══ PROVIDED ENTRIES

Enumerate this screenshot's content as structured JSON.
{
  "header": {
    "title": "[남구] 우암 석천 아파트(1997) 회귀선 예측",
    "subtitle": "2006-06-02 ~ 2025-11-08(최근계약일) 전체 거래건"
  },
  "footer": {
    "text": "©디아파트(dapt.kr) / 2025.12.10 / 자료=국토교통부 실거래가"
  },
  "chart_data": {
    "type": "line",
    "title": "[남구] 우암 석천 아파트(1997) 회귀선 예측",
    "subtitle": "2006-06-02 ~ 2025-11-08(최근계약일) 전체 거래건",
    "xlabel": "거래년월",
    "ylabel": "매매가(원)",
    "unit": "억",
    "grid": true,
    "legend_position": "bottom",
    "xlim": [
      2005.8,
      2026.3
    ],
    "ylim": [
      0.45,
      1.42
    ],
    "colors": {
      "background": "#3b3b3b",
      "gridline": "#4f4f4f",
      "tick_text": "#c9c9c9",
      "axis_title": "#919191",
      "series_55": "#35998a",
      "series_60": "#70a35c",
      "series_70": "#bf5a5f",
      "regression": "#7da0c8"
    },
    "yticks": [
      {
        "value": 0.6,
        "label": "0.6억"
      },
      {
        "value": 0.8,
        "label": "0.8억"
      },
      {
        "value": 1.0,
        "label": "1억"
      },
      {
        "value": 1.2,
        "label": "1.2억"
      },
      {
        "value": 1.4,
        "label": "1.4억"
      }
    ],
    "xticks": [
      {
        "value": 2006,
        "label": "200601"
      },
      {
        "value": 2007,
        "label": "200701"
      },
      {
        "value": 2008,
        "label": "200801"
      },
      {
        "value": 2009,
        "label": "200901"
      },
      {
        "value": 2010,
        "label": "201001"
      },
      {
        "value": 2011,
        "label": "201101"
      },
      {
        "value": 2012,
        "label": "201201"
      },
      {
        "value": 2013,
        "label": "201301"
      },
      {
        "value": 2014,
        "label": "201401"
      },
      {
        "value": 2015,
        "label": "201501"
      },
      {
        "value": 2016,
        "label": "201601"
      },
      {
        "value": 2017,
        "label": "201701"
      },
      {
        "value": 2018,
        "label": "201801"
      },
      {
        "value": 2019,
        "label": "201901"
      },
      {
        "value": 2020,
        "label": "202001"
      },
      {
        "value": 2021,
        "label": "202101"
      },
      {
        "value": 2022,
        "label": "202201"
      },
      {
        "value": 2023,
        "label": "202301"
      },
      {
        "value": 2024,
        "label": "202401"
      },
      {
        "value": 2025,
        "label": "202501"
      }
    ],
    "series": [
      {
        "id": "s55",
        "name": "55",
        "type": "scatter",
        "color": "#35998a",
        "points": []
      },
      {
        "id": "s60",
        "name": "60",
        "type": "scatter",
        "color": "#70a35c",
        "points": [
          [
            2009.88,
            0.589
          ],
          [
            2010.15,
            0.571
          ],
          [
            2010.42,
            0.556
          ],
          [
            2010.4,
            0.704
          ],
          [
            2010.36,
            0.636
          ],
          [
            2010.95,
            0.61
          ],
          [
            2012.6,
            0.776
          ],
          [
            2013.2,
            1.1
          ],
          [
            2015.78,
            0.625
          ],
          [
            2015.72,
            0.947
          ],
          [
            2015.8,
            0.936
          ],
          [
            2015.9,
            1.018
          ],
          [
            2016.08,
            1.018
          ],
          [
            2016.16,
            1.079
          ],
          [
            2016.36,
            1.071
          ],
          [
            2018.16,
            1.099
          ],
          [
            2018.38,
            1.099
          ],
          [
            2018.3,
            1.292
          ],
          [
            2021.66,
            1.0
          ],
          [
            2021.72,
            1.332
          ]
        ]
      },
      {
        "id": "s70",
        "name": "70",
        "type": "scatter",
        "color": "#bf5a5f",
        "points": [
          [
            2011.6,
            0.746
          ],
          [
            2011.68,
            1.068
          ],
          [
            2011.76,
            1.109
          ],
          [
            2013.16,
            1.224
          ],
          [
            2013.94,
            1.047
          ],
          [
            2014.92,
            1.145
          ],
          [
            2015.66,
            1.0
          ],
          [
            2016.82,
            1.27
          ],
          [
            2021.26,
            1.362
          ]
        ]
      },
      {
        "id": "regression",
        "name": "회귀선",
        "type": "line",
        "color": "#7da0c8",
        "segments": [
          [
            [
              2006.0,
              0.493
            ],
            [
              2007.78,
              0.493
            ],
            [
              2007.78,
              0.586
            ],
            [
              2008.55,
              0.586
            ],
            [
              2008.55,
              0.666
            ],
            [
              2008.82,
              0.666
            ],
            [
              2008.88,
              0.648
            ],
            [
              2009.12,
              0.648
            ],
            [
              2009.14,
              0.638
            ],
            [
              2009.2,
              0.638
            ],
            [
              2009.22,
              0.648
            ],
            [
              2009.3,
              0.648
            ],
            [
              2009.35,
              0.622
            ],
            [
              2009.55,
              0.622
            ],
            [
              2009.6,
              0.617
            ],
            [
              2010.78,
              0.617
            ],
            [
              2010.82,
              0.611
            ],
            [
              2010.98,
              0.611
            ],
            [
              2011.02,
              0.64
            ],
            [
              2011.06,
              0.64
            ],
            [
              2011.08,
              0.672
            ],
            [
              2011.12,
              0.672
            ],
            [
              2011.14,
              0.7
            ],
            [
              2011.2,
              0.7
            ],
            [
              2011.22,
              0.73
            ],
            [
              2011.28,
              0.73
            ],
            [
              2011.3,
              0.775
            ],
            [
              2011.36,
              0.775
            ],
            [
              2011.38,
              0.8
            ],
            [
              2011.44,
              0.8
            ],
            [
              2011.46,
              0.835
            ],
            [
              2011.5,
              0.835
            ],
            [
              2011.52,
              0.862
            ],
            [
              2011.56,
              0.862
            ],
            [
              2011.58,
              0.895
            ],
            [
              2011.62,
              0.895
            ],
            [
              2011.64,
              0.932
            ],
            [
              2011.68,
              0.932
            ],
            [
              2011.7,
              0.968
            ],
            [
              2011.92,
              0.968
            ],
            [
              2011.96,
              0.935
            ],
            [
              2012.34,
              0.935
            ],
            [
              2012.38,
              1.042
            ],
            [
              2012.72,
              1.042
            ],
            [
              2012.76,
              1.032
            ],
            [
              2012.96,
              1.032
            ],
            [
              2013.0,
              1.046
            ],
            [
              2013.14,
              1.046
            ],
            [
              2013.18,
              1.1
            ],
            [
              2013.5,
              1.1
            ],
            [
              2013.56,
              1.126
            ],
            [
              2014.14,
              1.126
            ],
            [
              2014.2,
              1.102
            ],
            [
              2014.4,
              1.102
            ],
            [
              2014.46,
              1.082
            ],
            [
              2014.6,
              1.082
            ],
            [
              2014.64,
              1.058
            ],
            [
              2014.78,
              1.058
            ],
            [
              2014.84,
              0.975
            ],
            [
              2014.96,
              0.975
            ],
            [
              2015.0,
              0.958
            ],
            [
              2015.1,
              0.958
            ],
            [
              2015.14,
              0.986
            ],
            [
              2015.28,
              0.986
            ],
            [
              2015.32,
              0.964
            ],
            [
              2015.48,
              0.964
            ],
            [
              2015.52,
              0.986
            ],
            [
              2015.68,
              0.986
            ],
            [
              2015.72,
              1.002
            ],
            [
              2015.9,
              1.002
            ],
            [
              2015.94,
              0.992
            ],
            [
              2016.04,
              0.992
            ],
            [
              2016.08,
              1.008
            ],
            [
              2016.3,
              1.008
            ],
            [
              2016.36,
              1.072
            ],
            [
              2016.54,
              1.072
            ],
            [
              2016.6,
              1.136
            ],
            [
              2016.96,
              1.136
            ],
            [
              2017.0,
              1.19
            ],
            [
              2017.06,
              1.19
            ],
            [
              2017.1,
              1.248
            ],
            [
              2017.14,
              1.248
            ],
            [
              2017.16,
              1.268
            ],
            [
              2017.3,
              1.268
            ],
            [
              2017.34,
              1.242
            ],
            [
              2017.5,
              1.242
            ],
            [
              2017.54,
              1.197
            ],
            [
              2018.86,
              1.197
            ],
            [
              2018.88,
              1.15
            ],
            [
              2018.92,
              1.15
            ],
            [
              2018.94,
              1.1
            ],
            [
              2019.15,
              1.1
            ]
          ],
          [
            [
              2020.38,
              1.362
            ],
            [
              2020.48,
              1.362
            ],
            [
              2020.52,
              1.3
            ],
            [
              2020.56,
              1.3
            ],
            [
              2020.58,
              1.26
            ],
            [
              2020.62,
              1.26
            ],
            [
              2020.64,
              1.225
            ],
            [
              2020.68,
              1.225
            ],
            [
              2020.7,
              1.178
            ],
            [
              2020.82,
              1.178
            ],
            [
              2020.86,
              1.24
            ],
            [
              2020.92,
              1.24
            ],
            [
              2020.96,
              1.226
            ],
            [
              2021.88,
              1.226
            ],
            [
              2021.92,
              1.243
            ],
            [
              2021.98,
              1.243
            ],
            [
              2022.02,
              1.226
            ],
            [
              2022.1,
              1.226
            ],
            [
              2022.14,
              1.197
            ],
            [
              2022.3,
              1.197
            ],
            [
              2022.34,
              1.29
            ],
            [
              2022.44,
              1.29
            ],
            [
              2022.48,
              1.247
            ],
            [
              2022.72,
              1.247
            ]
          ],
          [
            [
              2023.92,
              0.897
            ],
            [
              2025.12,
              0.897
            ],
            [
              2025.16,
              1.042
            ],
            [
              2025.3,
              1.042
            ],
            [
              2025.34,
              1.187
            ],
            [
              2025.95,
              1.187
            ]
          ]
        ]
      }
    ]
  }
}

════

§ **DESCRIPTION OF THE TASK**: Every line in the data above that contains "최근계약일" needs to be copied.

§ **WRITTEN RESPONSE**:
    "subtitle": "2006-06-02 ~ 2025-11-08(최근계약일) 전체 거래건"
    "subtitle": "2006-06-02 ~ 2025-11-08(최근계약일) 전체 거래건",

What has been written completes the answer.